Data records
"""

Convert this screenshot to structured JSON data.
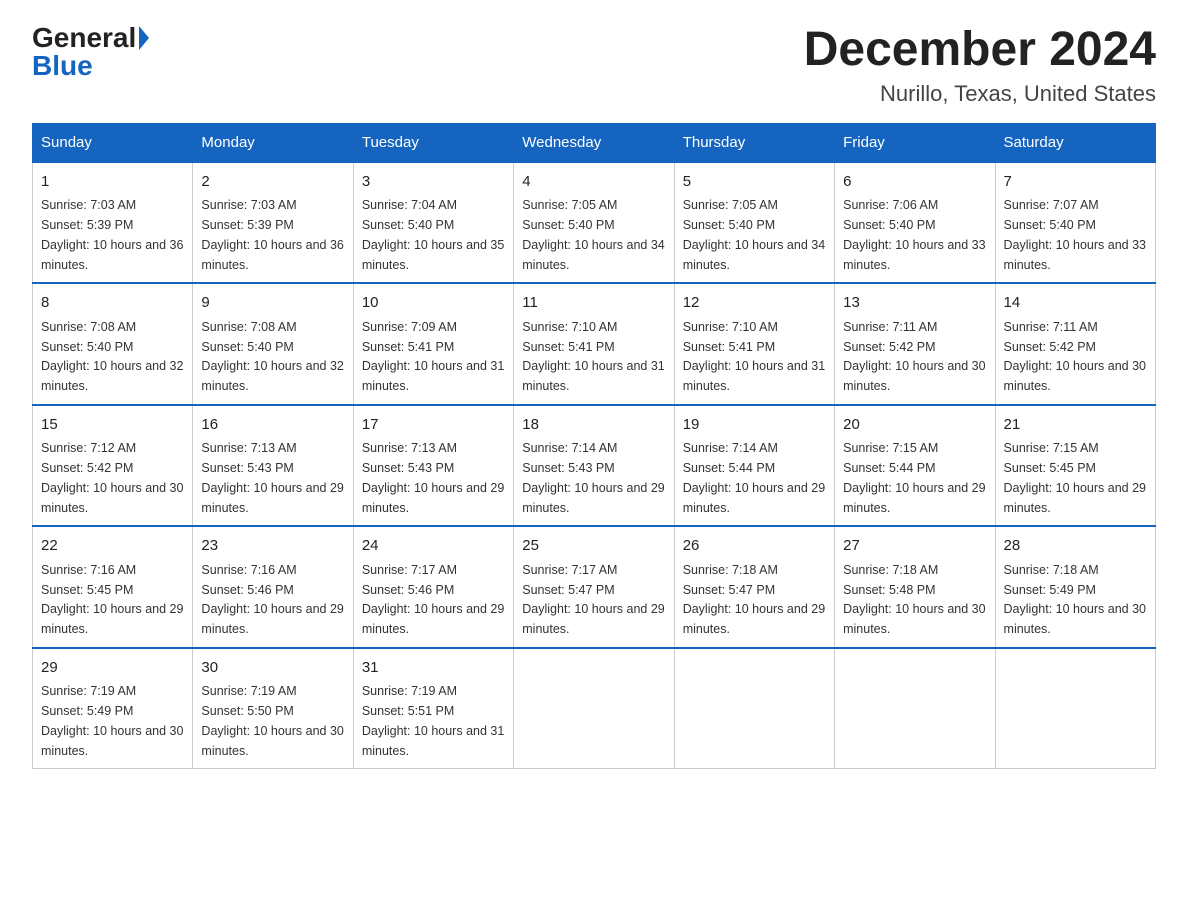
{
  "header": {
    "logo_general": "General",
    "logo_blue": "Blue",
    "month_title": "December 2024",
    "location": "Nurillo, Texas, United States"
  },
  "weekdays": [
    "Sunday",
    "Monday",
    "Tuesday",
    "Wednesday",
    "Thursday",
    "Friday",
    "Saturday"
  ],
  "weeks": [
    [
      {
        "day": "1",
        "sunrise": "7:03 AM",
        "sunset": "5:39 PM",
        "daylight": "10 hours and 36 minutes."
      },
      {
        "day": "2",
        "sunrise": "7:03 AM",
        "sunset": "5:39 PM",
        "daylight": "10 hours and 36 minutes."
      },
      {
        "day": "3",
        "sunrise": "7:04 AM",
        "sunset": "5:40 PM",
        "daylight": "10 hours and 35 minutes."
      },
      {
        "day": "4",
        "sunrise": "7:05 AM",
        "sunset": "5:40 PM",
        "daylight": "10 hours and 34 minutes."
      },
      {
        "day": "5",
        "sunrise": "7:05 AM",
        "sunset": "5:40 PM",
        "daylight": "10 hours and 34 minutes."
      },
      {
        "day": "6",
        "sunrise": "7:06 AM",
        "sunset": "5:40 PM",
        "daylight": "10 hours and 33 minutes."
      },
      {
        "day": "7",
        "sunrise": "7:07 AM",
        "sunset": "5:40 PM",
        "daylight": "10 hours and 33 minutes."
      }
    ],
    [
      {
        "day": "8",
        "sunrise": "7:08 AM",
        "sunset": "5:40 PM",
        "daylight": "10 hours and 32 minutes."
      },
      {
        "day": "9",
        "sunrise": "7:08 AM",
        "sunset": "5:40 PM",
        "daylight": "10 hours and 32 minutes."
      },
      {
        "day": "10",
        "sunrise": "7:09 AM",
        "sunset": "5:41 PM",
        "daylight": "10 hours and 31 minutes."
      },
      {
        "day": "11",
        "sunrise": "7:10 AM",
        "sunset": "5:41 PM",
        "daylight": "10 hours and 31 minutes."
      },
      {
        "day": "12",
        "sunrise": "7:10 AM",
        "sunset": "5:41 PM",
        "daylight": "10 hours and 31 minutes."
      },
      {
        "day": "13",
        "sunrise": "7:11 AM",
        "sunset": "5:42 PM",
        "daylight": "10 hours and 30 minutes."
      },
      {
        "day": "14",
        "sunrise": "7:11 AM",
        "sunset": "5:42 PM",
        "daylight": "10 hours and 30 minutes."
      }
    ],
    [
      {
        "day": "15",
        "sunrise": "7:12 AM",
        "sunset": "5:42 PM",
        "daylight": "10 hours and 30 minutes."
      },
      {
        "day": "16",
        "sunrise": "7:13 AM",
        "sunset": "5:43 PM",
        "daylight": "10 hours and 29 minutes."
      },
      {
        "day": "17",
        "sunrise": "7:13 AM",
        "sunset": "5:43 PM",
        "daylight": "10 hours and 29 minutes."
      },
      {
        "day": "18",
        "sunrise": "7:14 AM",
        "sunset": "5:43 PM",
        "daylight": "10 hours and 29 minutes."
      },
      {
        "day": "19",
        "sunrise": "7:14 AM",
        "sunset": "5:44 PM",
        "daylight": "10 hours and 29 minutes."
      },
      {
        "day": "20",
        "sunrise": "7:15 AM",
        "sunset": "5:44 PM",
        "daylight": "10 hours and 29 minutes."
      },
      {
        "day": "21",
        "sunrise": "7:15 AM",
        "sunset": "5:45 PM",
        "daylight": "10 hours and 29 minutes."
      }
    ],
    [
      {
        "day": "22",
        "sunrise": "7:16 AM",
        "sunset": "5:45 PM",
        "daylight": "10 hours and 29 minutes."
      },
      {
        "day": "23",
        "sunrise": "7:16 AM",
        "sunset": "5:46 PM",
        "daylight": "10 hours and 29 minutes."
      },
      {
        "day": "24",
        "sunrise": "7:17 AM",
        "sunset": "5:46 PM",
        "daylight": "10 hours and 29 minutes."
      },
      {
        "day": "25",
        "sunrise": "7:17 AM",
        "sunset": "5:47 PM",
        "daylight": "10 hours and 29 minutes."
      },
      {
        "day": "26",
        "sunrise": "7:18 AM",
        "sunset": "5:47 PM",
        "daylight": "10 hours and 29 minutes."
      },
      {
        "day": "27",
        "sunrise": "7:18 AM",
        "sunset": "5:48 PM",
        "daylight": "10 hours and 30 minutes."
      },
      {
        "day": "28",
        "sunrise": "7:18 AM",
        "sunset": "5:49 PM",
        "daylight": "10 hours and 30 minutes."
      }
    ],
    [
      {
        "day": "29",
        "sunrise": "7:19 AM",
        "sunset": "5:49 PM",
        "daylight": "10 hours and 30 minutes."
      },
      {
        "day": "30",
        "sunrise": "7:19 AM",
        "sunset": "5:50 PM",
        "daylight": "10 hours and 30 minutes."
      },
      {
        "day": "31",
        "sunrise": "7:19 AM",
        "sunset": "5:51 PM",
        "daylight": "10 hours and 31 minutes."
      },
      null,
      null,
      null,
      null
    ]
  ]
}
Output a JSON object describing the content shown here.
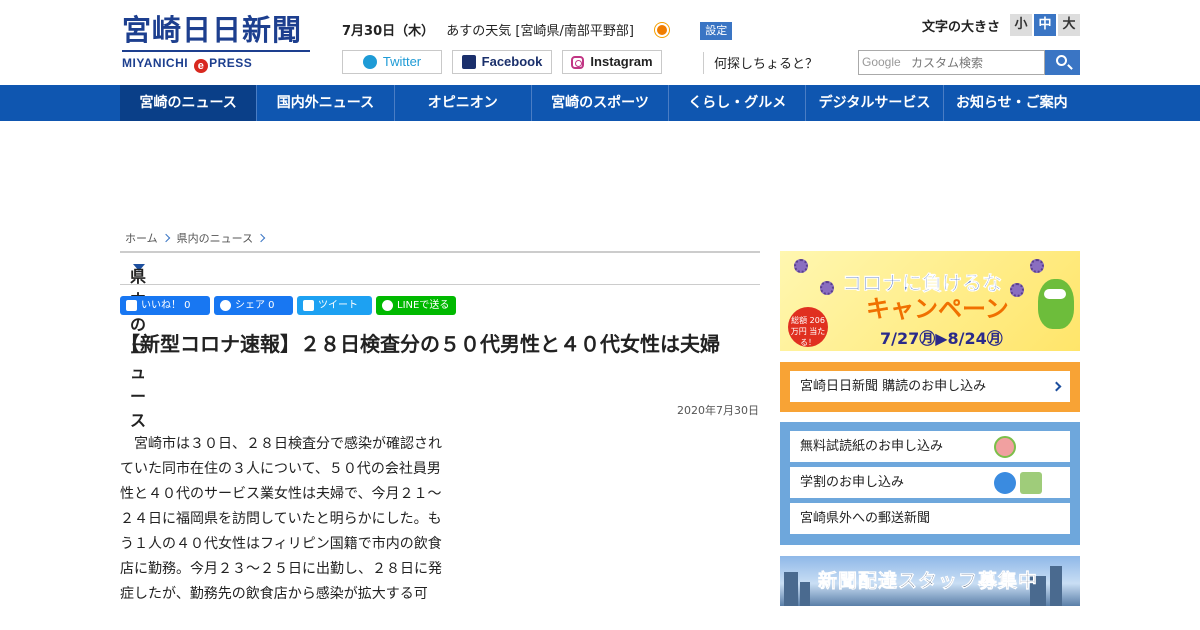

"""

■ Instructions to follow ■
Give the data above again in full and unchanged, skipping the pictures.

■ Answer for this exercise ■
Convert this screenshot to structured JSON data.
{
  "header": {
    "logo_general": "General",
    "logo_blue": "Blue",
    "month_title": "December 2024",
    "location": "Nurillo, Texas, United States"
  },
  "weekdays": [
    "Sunday",
    "Monday",
    "Tuesday",
    "Wednesday",
    "Thursday",
    "Friday",
    "Saturday"
  ],
  "weeks": [
    [
      {
        "day": "1",
        "sunrise": "7:03 AM",
        "sunset": "5:39 PM",
        "daylight": "10 hours and 36 minutes."
      },
      {
        "day": "2",
        "sunrise": "7:03 AM",
        "sunset": "5:39 PM",
        "daylight": "10 hours and 36 minutes."
      },
      {
        "day": "3",
        "sunrise": "7:04 AM",
        "sunset": "5:40 PM",
        "daylight": "10 hours and 35 minutes."
      },
      {
        "day": "4",
        "sunrise": "7:05 AM",
        "sunset": "5:40 PM",
        "daylight": "10 hours and 34 minutes."
      },
      {
        "day": "5",
        "sunrise": "7:05 AM",
        "sunset": "5:40 PM",
        "daylight": "10 hours and 34 minutes."
      },
      {
        "day": "6",
        "sunrise": "7:06 AM",
        "sunset": "5:40 PM",
        "daylight": "10 hours and 33 minutes."
      },
      {
        "day": "7",
        "sunrise": "7:07 AM",
        "sunset": "5:40 PM",
        "daylight": "10 hours and 33 minutes."
      }
    ],
    [
      {
        "day": "8",
        "sunrise": "7:08 AM",
        "sunset": "5:40 PM",
        "daylight": "10 hours and 32 minutes."
      },
      {
        "day": "9",
        "sunrise": "7:08 AM",
        "sunset": "5:40 PM",
        "daylight": "10 hours and 32 minutes."
      },
      {
        "day": "10",
        "sunrise": "7:09 AM",
        "sunset": "5:41 PM",
        "daylight": "10 hours and 31 minutes."
      },
      {
        "day": "11",
        "sunrise": "7:10 AM",
        "sunset": "5:41 PM",
        "daylight": "10 hours and 31 minutes."
      },
      {
        "day": "12",
        "sunrise": "7:10 AM",
        "sunset": "5:41 PM",
        "daylight": "10 hours and 31 minutes."
      },
      {
        "day": "13",
        "sunrise": "7:11 AM",
        "sunset": "5:42 PM",
        "daylight": "10 hours and 30 minutes."
      },
      {
        "day": "14",
        "sunrise": "7:11 AM",
        "sunset": "5:42 PM",
        "daylight": "10 hours and 30 minutes."
      }
    ],
    [
      {
        "day": "15",
        "sunrise": "7:12 AM",
        "sunset": "5:42 PM",
        "daylight": "10 hours and 30 minutes."
      },
      {
        "day": "16",
        "sunrise": "7:13 AM",
        "sunset": "5:43 PM",
        "daylight": "10 hours and 29 minutes."
      },
      {
        "day": "17",
        "sunrise": "7:13 AM",
        "sunset": "5:43 PM",
        "daylight": "10 hours and 29 minutes."
      },
      {
        "day": "18",
        "sunrise": "7:14 AM",
        "sunset": "5:43 PM",
        "daylight": "10 hours and 29 minutes."
      },
      {
        "day": "19",
        "sunrise": "7:14 AM",
        "sunset": "5:44 PM",
        "daylight": "10 hours and 29 minutes."
      },
      {
        "day": "20",
        "sunrise": "7:15 AM",
        "sunset": "5:44 PM",
        "daylight": "10 hours and 29 minutes."
      },
      {
        "day": "21",
        "sunrise": "7:15 AM",
        "sunset": "5:45 PM",
        "daylight": "10 hours and 29 minutes."
      }
    ],
    [
      {
        "day": "22",
        "sunrise": "7:16 AM",
        "sunset": "5:45 PM",
        "daylight": "10 hours and 29 minutes."
      },
      {
        "day": "23",
        "sunrise": "7:16 AM",
        "sunset": "5:46 PM",
        "daylight": "10 hours and 29 minutes."
      },
      {
        "day": "24",
        "sunrise": "7:17 AM",
        "sunset": "5:46 PM",
        "daylight": "10 hours and 29 minutes."
      },
      {
        "day": "25",
        "sunrise": "7:17 AM",
        "sunset": "5:47 PM",
        "daylight": "10 hours and 29 minutes."
      },
      {
        "day": "26",
        "sunrise": "7:18 AM",
        "sunset": "5:47 PM",
        "daylight": "10 hours and 29 minutes."
      },
      {
        "day": "27",
        "sunrise": "7:18 AM",
        "sunset": "5:48 PM",
        "daylight": "10 hours and 30 minutes."
      },
      {
        "day": "28",
        "sunrise": "7:18 AM",
        "sunset": "5:49 PM",
        "daylight": "10 hours and 30 minutes."
      }
    ],
    [
      {
        "day": "29",
        "sunrise": "7:19 AM",
        "sunset": "5:49 PM",
        "daylight": "10 hours and 30 minutes."
      },
      {
        "day": "30",
        "sunrise": "7:19 AM",
        "sunset": "5:50 PM",
        "daylight": "10 hours and 30 minutes."
      },
      {
        "day": "31",
        "sunrise": "7:19 AM",
        "sunset": "5:51 PM",
        "daylight": "10 hours and 31 minutes."
      },
      null,
      null,
      null,
      null
    ]
  ]
}
Output a JSON object describing the content shown here.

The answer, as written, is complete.